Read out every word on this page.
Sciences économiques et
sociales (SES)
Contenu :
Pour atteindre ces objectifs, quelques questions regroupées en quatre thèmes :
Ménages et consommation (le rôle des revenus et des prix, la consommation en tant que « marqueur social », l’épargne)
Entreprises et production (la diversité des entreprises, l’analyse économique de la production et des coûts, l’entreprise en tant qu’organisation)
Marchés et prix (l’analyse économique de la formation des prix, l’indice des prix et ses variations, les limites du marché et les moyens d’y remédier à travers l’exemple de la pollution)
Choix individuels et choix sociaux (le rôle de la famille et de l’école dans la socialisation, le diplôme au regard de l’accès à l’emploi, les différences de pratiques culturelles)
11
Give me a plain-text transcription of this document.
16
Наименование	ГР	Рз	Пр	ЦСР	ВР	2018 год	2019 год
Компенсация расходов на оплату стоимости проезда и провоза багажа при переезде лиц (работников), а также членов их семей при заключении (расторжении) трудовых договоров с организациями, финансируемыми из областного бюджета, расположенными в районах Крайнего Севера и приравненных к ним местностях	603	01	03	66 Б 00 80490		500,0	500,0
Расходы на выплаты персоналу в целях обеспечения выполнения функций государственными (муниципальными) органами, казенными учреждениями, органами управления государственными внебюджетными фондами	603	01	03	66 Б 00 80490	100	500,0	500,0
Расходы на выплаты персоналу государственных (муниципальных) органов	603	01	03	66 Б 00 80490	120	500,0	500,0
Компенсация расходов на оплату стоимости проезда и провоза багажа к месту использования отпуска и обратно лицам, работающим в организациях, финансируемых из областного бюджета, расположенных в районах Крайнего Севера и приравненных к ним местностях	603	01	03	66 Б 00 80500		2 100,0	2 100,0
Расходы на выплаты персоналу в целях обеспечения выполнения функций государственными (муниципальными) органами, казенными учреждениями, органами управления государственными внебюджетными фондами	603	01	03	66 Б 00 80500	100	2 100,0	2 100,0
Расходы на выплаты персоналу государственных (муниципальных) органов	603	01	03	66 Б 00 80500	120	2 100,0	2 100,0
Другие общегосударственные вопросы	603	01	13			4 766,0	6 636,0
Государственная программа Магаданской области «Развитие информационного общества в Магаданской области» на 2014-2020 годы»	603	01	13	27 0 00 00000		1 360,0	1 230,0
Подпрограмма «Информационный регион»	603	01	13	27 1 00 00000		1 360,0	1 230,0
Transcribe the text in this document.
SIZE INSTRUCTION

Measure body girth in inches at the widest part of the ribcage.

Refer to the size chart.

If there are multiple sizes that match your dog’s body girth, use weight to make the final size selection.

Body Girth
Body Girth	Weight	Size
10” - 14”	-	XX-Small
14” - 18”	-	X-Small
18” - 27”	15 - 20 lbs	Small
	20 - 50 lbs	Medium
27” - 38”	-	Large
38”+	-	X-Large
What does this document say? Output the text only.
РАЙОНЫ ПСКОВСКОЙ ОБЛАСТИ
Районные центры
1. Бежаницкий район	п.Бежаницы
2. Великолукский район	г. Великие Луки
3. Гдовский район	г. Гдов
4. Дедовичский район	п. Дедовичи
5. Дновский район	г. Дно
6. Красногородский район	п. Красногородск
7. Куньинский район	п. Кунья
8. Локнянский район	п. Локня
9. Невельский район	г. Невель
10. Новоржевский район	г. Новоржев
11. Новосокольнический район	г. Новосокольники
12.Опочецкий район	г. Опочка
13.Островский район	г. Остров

Problem requirements: The line containing "What does this" and every line after it, through the end of the records, should be repeated exactly and alone.

Solution below:
What does this document say? Output the text only.
РАЙОНЫ ПСКОВСКОЙ ОБЛАСТИ
Районные центры
1. Бежаницкий район	п.Бежаницы
2. Великолукский район	г. Великие Луки
3. Гдовский район	г. Гдов
4. Дедовичский район	п. Дедовичи
5. Дновский район	г. Дно
6. Красногородский район	п. Красногородск
7. Куньинский район	п. Кунья
8. Локнянский район	п. Локня
9. Невельский район	г. Невель
10. Новоржевский район	г. Новоржев
11. Новосокольнический район	г. Новосокольники
12.Опочецкий район	г. Опочка
13.Островский район	г. Остров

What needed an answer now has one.